start Dataset
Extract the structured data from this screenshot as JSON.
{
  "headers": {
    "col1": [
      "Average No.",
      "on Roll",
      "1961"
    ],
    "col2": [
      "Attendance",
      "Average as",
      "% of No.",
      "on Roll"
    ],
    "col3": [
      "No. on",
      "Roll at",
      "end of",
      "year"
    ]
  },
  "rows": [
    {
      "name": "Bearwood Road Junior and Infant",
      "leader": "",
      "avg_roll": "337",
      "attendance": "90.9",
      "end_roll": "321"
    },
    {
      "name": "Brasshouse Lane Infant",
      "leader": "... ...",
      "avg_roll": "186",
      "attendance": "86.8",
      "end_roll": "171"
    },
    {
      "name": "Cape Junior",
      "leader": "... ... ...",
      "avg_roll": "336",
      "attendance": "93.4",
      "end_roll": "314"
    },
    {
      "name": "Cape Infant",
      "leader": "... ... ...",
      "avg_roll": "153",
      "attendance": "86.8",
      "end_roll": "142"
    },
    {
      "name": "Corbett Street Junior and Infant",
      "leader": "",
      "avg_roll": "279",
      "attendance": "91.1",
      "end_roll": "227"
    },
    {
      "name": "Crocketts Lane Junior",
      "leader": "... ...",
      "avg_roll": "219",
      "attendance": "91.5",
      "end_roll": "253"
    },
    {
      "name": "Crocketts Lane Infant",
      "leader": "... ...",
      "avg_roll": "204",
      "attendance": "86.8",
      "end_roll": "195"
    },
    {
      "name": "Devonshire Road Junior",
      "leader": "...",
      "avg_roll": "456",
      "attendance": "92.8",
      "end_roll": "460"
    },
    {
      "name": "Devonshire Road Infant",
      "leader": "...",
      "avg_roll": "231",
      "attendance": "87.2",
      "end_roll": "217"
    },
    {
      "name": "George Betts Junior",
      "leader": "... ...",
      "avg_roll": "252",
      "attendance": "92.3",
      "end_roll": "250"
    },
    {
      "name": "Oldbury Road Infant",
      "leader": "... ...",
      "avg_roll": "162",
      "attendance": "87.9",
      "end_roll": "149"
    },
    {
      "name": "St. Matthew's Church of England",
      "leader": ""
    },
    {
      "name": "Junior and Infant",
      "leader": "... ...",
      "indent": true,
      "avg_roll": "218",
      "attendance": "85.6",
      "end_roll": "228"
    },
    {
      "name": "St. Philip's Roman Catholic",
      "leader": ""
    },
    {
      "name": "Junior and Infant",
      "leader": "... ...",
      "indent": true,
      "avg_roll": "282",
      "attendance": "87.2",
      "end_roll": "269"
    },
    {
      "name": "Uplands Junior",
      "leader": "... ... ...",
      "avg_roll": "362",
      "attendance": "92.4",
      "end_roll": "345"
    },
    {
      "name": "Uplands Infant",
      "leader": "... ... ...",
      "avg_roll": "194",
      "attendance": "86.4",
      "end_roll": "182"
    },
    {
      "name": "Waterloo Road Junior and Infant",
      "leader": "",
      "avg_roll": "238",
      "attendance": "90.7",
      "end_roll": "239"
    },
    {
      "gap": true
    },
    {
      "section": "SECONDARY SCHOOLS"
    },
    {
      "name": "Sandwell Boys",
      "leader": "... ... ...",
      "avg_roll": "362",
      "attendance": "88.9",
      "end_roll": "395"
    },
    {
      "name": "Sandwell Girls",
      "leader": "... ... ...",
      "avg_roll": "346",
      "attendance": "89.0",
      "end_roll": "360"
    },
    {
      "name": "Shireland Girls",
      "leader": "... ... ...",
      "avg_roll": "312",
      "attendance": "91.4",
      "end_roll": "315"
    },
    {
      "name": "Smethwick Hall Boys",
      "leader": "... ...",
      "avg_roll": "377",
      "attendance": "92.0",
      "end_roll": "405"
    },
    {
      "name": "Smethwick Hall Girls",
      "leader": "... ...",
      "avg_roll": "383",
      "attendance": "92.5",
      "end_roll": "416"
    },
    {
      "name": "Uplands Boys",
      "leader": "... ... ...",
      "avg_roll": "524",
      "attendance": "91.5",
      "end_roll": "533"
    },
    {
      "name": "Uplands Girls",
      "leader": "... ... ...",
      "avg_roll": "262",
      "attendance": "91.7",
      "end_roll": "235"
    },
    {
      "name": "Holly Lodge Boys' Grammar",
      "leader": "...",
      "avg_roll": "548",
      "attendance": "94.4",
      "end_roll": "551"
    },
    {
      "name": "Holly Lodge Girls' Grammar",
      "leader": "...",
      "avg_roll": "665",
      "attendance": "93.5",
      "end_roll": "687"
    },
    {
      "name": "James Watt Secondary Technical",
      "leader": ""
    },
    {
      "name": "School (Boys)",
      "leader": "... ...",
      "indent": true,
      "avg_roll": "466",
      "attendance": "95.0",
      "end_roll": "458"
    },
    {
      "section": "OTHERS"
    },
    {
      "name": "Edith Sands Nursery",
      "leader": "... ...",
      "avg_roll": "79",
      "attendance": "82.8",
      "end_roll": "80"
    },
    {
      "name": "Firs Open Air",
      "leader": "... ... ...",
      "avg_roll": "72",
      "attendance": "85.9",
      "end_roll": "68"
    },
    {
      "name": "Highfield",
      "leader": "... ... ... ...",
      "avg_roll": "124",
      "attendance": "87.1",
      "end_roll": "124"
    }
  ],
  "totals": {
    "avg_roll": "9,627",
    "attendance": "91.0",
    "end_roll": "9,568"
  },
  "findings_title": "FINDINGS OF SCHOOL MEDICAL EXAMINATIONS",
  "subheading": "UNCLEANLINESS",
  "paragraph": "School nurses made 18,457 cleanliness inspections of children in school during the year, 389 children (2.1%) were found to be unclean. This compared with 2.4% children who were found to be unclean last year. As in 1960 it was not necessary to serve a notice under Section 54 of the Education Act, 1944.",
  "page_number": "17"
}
end Dataset
— Task —
From the data, pick out every line that includes "Devonshire".

— Written solution —
      "name": "Devonshire Road Junior",
      "name": "Devonshire Road Infant",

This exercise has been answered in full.